STATED EXERCISE: In the data below, locate each line with the word "如果你在国内" and list it.
══════════════════════════════
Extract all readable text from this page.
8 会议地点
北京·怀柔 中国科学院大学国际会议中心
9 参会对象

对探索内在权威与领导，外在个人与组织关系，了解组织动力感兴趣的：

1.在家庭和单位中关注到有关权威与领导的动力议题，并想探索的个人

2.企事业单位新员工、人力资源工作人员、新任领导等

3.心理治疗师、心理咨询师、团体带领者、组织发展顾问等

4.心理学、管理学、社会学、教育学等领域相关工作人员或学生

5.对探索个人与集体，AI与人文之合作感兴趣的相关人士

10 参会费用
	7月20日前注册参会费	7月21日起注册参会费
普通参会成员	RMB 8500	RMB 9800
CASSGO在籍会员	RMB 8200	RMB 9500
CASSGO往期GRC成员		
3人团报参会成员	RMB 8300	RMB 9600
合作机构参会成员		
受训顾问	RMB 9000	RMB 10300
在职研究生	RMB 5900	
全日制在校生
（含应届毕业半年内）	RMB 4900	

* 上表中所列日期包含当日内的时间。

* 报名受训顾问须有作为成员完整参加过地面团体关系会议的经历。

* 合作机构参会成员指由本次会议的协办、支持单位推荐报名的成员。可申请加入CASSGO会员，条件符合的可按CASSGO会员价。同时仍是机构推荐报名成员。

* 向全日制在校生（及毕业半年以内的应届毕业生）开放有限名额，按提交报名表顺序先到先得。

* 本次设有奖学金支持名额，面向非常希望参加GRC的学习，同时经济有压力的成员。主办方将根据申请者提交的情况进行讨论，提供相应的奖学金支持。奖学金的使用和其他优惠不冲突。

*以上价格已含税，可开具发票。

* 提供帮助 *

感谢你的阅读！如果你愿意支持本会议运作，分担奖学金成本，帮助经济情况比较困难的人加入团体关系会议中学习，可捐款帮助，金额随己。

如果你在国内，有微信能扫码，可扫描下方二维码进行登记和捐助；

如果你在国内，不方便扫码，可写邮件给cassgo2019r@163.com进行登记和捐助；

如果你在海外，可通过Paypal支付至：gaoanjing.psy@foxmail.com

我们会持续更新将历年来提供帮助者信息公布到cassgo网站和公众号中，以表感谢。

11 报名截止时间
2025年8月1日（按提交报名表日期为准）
══════════════════════════════
SOLUTION TO THIS PROBLEM:
如果你在国内，有微信能扫码，可扫描下方二维码进行登记和捐助；
如果你在国内，不方便扫码，可写邮件给cassgo2019r@163.com进行登记和捐助；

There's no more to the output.